Short problem: List each line holding the string "name".

Excerpted data:

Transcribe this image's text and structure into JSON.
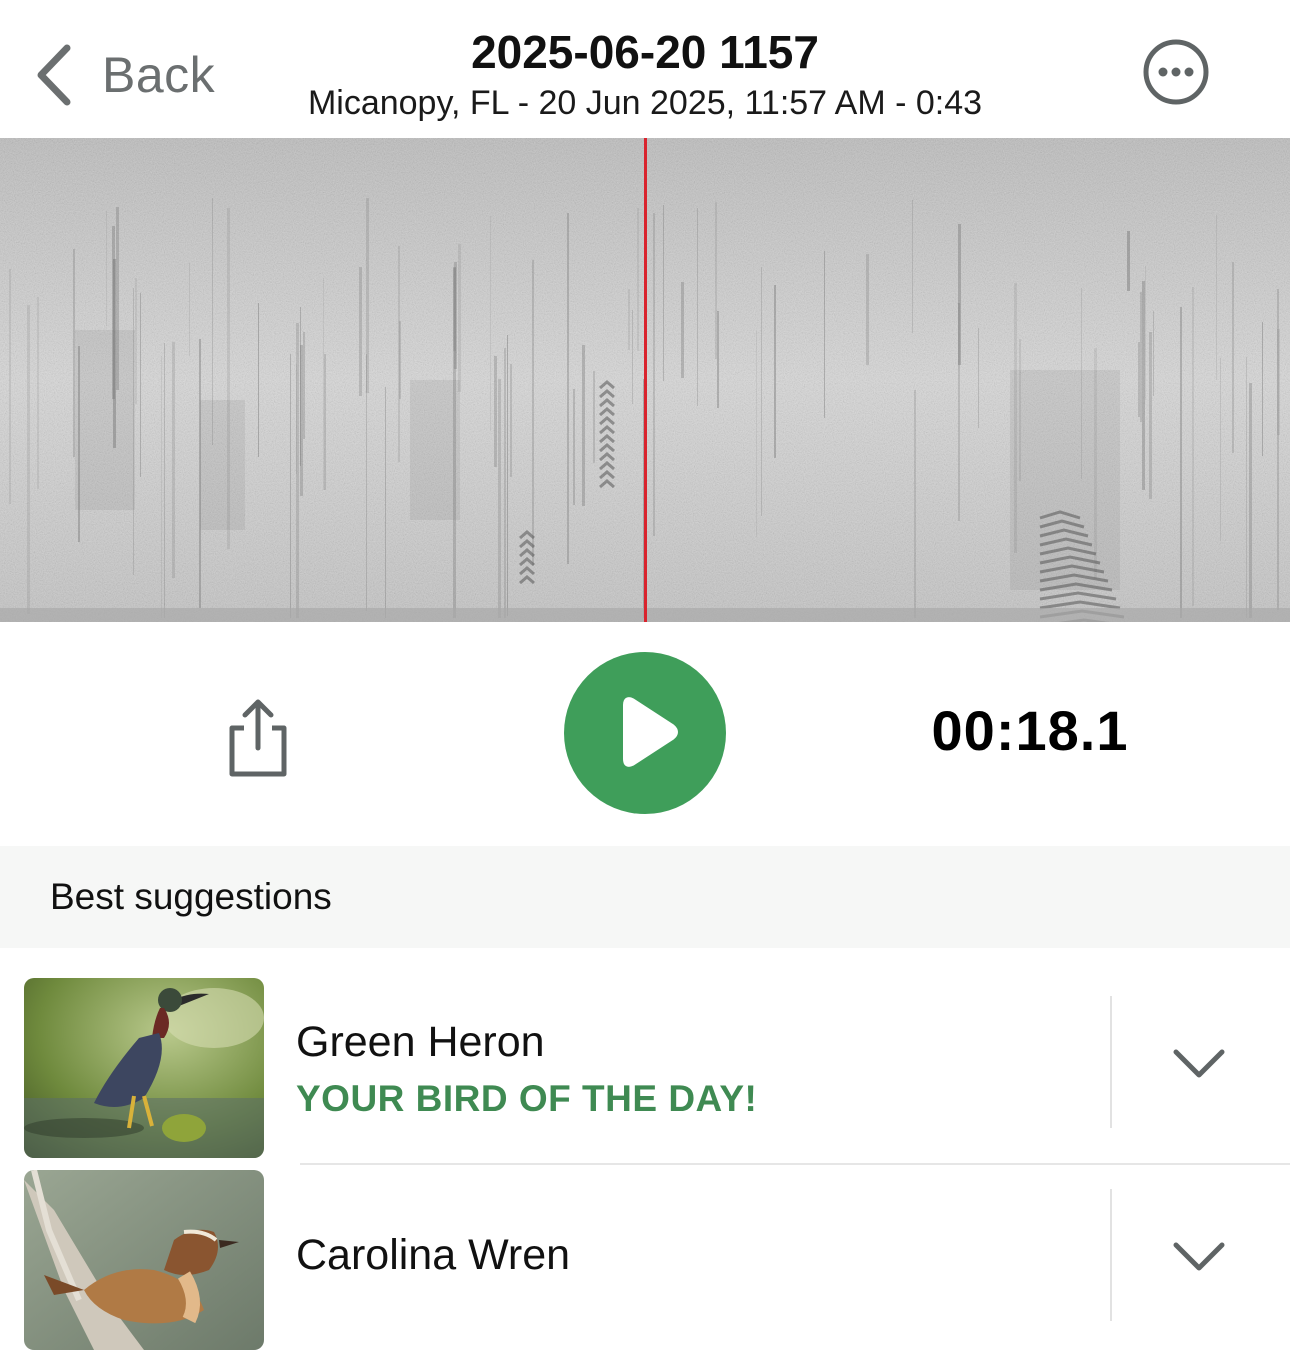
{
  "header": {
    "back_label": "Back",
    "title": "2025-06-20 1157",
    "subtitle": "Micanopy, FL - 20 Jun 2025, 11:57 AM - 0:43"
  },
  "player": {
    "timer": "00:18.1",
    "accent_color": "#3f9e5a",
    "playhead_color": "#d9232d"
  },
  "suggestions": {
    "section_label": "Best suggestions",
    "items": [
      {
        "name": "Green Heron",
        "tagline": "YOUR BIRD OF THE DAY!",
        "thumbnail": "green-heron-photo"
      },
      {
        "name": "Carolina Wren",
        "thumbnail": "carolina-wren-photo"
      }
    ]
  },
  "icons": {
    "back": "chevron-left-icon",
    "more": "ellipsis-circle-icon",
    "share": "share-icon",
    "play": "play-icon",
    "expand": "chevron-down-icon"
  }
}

Solution to this problem:
        "name": "Green Heron",
        "name": "Carolina Wren",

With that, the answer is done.